-- start of Task inputs --

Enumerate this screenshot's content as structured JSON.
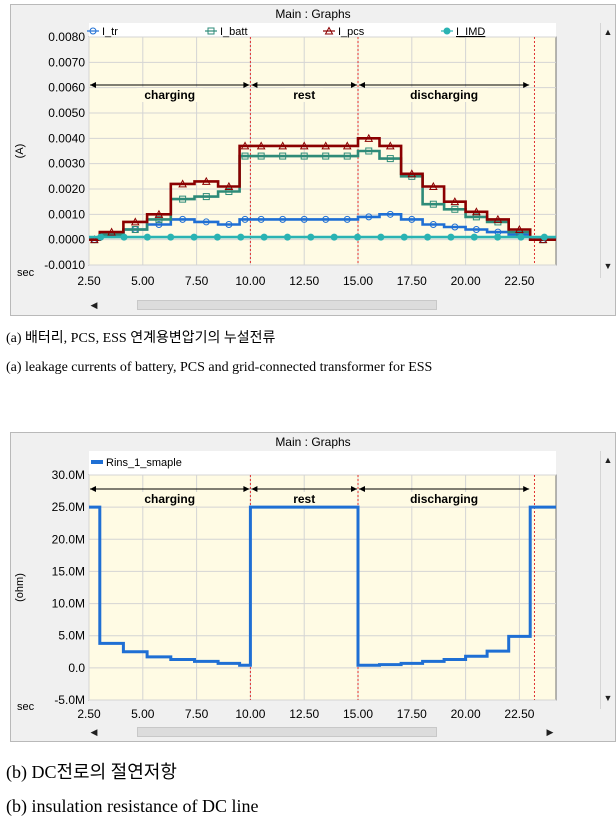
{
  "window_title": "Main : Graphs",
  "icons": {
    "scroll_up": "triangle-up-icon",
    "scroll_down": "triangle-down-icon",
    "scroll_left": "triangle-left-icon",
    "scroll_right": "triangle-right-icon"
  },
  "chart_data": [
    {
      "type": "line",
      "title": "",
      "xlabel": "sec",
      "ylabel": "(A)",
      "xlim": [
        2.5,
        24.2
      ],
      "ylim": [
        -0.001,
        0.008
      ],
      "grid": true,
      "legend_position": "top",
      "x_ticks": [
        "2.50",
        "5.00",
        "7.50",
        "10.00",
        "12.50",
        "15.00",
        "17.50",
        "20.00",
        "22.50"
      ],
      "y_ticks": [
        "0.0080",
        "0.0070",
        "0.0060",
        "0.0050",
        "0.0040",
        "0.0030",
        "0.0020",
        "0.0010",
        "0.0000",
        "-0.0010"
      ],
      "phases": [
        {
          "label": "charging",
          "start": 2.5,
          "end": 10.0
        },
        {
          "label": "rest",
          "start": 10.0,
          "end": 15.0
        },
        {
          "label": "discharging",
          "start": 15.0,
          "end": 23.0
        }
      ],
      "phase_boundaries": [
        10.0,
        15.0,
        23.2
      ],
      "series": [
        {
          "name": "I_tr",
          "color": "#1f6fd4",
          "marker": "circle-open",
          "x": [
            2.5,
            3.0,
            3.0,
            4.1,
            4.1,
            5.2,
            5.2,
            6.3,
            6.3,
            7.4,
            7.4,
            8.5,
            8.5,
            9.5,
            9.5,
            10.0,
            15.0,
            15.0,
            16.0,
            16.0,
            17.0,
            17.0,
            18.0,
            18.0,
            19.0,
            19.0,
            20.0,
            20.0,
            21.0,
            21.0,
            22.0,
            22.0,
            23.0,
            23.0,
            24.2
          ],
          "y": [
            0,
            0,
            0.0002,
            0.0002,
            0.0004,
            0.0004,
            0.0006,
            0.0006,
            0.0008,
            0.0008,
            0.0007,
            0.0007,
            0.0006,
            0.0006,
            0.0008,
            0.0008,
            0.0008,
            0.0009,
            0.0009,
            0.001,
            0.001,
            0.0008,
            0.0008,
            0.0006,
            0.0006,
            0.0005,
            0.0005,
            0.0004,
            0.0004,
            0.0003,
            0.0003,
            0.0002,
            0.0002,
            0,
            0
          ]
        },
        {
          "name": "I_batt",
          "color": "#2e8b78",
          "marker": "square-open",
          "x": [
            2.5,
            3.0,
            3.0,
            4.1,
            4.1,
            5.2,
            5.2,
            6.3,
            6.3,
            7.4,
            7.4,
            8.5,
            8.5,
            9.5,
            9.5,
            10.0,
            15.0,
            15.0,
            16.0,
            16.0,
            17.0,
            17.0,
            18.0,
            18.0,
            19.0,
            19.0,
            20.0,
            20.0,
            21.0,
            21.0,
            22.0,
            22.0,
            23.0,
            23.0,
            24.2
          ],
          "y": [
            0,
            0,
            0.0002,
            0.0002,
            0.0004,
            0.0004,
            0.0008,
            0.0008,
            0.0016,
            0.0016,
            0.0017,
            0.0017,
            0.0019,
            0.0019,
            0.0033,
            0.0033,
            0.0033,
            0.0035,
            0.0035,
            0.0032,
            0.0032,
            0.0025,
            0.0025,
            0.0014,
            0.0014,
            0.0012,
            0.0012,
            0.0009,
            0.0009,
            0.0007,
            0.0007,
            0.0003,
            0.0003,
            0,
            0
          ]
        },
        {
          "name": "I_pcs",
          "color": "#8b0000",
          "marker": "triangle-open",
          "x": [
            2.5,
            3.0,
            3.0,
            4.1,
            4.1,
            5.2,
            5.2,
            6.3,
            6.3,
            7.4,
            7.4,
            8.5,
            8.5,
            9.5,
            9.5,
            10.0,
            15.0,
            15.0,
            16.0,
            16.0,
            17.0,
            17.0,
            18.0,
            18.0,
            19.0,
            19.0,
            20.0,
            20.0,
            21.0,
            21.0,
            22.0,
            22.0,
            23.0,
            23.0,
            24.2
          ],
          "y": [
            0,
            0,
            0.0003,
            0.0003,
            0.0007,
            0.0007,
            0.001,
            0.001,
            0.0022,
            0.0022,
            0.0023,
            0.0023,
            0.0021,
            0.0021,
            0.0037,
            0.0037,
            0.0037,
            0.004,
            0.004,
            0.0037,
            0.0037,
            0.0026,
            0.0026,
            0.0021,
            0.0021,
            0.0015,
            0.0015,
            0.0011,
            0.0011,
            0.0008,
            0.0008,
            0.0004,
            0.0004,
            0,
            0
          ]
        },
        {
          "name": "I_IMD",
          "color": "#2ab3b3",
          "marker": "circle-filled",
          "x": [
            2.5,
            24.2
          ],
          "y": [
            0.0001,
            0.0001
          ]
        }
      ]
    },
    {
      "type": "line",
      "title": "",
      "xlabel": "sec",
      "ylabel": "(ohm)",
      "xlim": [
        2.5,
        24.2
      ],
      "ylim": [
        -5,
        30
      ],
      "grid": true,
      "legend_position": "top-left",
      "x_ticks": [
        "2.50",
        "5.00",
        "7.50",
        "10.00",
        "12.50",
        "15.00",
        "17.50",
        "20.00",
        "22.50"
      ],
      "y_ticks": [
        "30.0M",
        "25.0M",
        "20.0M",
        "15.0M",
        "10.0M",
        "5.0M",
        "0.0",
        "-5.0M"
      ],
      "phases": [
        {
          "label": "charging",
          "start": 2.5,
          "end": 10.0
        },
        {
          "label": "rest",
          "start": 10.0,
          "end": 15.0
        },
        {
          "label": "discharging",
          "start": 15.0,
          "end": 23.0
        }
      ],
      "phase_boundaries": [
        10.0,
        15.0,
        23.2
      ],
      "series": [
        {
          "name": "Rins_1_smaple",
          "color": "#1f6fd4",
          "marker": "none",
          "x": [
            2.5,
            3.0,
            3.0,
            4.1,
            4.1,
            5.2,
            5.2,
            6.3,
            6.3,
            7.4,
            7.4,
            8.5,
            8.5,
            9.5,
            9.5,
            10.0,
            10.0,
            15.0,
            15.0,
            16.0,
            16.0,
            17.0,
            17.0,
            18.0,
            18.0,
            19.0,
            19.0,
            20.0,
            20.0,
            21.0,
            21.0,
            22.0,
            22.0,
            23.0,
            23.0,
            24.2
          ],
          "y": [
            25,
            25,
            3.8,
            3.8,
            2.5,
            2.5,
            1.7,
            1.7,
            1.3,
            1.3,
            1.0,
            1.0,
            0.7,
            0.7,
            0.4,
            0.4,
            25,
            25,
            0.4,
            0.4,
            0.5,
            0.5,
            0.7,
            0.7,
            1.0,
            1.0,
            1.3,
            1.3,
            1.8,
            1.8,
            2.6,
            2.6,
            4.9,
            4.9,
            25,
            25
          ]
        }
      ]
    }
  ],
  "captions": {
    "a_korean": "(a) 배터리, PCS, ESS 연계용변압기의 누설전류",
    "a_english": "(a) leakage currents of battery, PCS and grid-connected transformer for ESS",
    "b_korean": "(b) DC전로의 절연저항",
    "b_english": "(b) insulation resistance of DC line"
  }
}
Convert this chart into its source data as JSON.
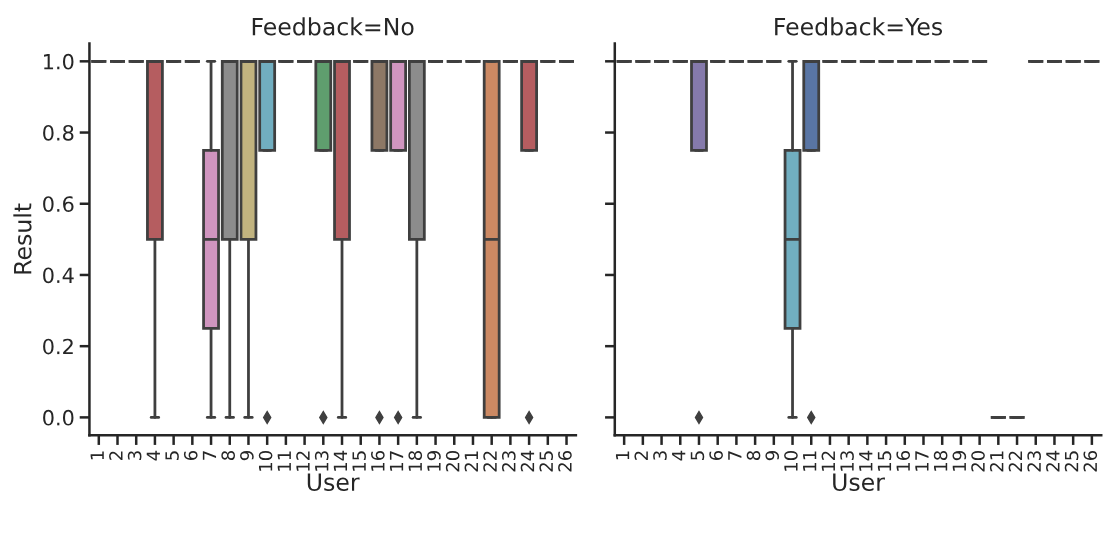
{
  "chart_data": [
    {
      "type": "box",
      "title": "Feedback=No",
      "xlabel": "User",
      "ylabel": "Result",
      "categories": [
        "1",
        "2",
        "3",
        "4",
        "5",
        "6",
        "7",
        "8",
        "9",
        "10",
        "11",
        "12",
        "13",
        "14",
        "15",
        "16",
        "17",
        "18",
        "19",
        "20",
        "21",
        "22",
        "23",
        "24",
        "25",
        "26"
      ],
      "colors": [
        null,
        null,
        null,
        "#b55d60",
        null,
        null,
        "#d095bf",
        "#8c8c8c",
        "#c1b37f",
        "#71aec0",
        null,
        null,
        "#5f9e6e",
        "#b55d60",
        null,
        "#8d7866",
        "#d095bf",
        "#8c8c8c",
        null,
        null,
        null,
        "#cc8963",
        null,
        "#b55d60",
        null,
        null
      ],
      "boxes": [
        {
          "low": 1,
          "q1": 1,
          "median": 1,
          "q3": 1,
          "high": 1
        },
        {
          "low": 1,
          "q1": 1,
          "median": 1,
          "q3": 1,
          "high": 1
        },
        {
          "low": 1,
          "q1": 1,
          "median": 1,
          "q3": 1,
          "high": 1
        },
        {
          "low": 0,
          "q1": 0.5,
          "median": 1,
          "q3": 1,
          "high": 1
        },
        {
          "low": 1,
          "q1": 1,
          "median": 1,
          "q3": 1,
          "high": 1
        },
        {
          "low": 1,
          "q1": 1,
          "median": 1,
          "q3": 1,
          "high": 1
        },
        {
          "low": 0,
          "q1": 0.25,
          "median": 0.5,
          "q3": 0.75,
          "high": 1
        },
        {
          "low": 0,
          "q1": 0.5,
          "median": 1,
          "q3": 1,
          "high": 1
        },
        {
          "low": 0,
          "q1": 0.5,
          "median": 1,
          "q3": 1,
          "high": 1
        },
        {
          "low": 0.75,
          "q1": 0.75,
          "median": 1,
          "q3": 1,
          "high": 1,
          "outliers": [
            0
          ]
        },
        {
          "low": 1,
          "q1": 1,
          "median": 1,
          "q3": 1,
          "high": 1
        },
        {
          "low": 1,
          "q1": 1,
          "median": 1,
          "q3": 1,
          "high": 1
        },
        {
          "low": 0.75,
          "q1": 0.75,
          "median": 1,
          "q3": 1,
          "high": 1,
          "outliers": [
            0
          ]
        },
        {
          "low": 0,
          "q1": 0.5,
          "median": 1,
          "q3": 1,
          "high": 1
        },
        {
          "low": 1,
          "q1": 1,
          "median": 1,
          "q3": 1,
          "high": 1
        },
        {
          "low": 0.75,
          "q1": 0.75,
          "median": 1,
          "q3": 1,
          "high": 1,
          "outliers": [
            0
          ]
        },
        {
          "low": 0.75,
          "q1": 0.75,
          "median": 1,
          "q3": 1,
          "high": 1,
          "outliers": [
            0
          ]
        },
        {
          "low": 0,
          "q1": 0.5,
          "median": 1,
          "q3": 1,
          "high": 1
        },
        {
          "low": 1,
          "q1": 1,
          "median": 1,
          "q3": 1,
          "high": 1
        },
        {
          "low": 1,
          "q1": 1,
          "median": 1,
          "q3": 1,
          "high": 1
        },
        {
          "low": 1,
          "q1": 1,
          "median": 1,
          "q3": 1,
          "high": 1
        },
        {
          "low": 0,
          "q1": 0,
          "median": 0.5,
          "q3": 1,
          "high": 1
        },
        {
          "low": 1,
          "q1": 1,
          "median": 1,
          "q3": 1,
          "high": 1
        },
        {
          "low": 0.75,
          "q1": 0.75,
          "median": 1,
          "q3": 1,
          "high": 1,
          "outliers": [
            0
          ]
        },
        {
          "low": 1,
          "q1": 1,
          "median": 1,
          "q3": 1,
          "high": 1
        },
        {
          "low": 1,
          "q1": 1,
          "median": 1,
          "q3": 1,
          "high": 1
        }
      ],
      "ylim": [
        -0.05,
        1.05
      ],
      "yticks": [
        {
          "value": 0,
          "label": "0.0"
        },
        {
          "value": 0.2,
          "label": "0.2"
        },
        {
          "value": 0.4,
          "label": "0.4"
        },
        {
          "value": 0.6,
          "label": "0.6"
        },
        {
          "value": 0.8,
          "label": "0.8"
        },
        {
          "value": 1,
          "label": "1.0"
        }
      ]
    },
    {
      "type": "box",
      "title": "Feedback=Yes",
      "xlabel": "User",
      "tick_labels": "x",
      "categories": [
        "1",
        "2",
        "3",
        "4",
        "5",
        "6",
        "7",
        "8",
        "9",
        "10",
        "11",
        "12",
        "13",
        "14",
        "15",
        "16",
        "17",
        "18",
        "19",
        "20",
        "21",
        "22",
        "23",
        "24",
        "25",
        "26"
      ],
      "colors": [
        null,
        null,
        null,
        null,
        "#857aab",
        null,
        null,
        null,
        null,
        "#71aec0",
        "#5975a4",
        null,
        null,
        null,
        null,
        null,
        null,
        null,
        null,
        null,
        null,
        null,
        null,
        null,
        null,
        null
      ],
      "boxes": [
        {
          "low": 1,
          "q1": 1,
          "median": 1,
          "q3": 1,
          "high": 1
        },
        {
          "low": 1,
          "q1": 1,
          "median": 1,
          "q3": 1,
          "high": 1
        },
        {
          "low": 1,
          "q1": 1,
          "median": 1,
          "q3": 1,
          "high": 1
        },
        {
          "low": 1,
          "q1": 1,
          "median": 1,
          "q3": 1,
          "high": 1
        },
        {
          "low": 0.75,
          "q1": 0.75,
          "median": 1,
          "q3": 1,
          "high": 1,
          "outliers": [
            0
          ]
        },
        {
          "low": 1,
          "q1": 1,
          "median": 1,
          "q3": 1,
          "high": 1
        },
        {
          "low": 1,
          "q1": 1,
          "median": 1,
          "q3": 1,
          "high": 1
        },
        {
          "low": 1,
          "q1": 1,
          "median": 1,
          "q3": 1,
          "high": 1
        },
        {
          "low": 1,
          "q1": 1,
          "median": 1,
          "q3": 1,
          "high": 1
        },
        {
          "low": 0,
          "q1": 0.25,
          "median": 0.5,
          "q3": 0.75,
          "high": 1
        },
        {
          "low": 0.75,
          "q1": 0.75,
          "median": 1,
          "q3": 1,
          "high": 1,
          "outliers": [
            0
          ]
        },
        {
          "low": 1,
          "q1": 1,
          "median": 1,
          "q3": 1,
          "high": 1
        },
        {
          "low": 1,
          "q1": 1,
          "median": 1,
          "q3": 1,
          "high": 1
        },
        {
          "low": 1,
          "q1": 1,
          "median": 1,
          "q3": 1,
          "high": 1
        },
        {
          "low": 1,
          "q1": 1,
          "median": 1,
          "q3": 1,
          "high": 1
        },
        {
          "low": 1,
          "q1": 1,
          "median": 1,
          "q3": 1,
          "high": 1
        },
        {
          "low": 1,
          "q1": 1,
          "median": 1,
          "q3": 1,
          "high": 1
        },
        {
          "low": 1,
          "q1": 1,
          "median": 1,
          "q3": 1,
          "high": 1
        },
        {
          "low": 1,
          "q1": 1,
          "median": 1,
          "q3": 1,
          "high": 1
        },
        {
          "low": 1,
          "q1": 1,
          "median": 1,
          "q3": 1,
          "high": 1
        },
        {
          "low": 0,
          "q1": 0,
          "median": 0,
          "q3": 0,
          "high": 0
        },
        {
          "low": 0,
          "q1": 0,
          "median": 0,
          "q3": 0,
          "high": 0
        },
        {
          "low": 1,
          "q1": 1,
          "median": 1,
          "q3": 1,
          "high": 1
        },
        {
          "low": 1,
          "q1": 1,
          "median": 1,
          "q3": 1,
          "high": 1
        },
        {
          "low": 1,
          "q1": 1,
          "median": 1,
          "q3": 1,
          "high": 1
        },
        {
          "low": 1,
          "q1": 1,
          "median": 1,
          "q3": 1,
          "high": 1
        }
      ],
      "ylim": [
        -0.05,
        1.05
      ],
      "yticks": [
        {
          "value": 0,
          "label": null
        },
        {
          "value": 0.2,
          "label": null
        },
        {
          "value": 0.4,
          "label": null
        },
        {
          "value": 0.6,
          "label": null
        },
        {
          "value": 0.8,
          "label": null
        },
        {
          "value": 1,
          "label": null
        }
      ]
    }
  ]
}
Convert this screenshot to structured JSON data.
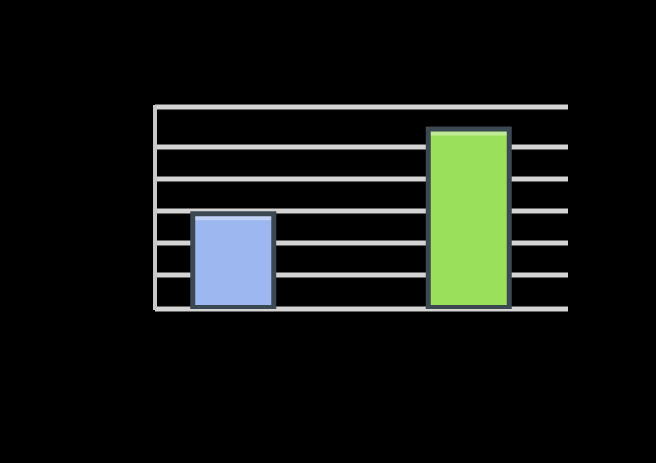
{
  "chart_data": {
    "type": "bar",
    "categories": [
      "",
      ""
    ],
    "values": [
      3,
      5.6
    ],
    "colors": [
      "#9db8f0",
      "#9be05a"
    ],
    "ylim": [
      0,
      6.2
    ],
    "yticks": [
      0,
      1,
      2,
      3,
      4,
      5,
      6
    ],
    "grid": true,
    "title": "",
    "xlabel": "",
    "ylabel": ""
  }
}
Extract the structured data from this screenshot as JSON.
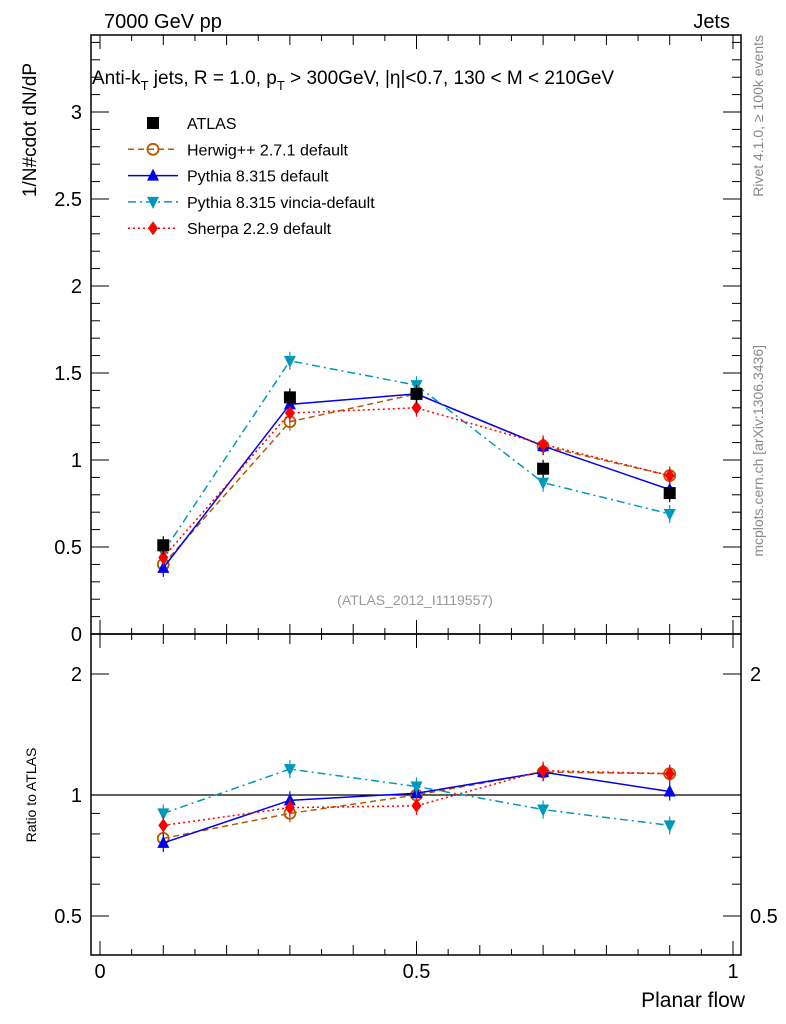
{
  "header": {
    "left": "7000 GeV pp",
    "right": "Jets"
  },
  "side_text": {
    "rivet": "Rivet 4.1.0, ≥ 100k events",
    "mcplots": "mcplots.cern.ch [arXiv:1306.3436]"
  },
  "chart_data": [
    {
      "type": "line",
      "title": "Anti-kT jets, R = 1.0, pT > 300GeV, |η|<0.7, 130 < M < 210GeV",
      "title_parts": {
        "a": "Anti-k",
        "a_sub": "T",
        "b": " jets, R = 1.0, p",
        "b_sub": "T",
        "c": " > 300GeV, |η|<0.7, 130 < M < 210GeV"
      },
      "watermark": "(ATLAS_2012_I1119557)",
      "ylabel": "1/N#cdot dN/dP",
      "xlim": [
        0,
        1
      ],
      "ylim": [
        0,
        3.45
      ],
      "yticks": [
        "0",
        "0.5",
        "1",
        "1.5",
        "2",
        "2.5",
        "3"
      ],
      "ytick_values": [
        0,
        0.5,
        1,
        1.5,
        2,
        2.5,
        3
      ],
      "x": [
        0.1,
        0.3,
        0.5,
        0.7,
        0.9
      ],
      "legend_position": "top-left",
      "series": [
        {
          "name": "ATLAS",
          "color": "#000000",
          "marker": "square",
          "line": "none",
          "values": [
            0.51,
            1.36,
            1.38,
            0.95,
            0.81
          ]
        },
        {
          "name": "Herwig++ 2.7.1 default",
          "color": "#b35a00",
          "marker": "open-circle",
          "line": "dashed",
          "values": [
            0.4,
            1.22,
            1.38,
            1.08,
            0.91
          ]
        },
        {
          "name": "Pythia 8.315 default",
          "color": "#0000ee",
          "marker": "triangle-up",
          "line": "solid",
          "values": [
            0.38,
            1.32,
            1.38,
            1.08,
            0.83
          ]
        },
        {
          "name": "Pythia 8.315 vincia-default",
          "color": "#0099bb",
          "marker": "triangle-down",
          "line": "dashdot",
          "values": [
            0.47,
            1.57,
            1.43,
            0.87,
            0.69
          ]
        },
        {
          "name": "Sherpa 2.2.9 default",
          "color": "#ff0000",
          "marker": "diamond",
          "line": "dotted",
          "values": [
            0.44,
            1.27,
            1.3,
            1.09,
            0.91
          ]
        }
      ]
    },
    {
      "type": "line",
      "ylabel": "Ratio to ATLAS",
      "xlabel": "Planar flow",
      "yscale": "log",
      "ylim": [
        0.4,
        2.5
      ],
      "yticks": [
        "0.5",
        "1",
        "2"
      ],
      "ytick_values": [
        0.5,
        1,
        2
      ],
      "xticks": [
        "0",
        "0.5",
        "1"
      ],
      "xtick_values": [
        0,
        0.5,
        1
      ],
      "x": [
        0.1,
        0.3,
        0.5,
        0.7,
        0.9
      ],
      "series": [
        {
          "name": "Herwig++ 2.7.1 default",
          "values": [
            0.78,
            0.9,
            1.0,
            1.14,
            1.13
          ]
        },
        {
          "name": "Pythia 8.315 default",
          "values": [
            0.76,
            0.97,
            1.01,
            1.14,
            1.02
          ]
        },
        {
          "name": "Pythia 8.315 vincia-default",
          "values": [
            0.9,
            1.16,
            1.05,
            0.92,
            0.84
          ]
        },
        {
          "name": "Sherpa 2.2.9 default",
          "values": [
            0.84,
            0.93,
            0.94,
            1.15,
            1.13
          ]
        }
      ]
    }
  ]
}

-- end of Task inputs --

Stated exercise: Pick out the lines containing the word "structured" and show them.

Task output:
Enumerate this screenshot's content as structured JSON.
Convert this screenshot to structured JSON data.
Extract the structured data from this screenshot as JSON.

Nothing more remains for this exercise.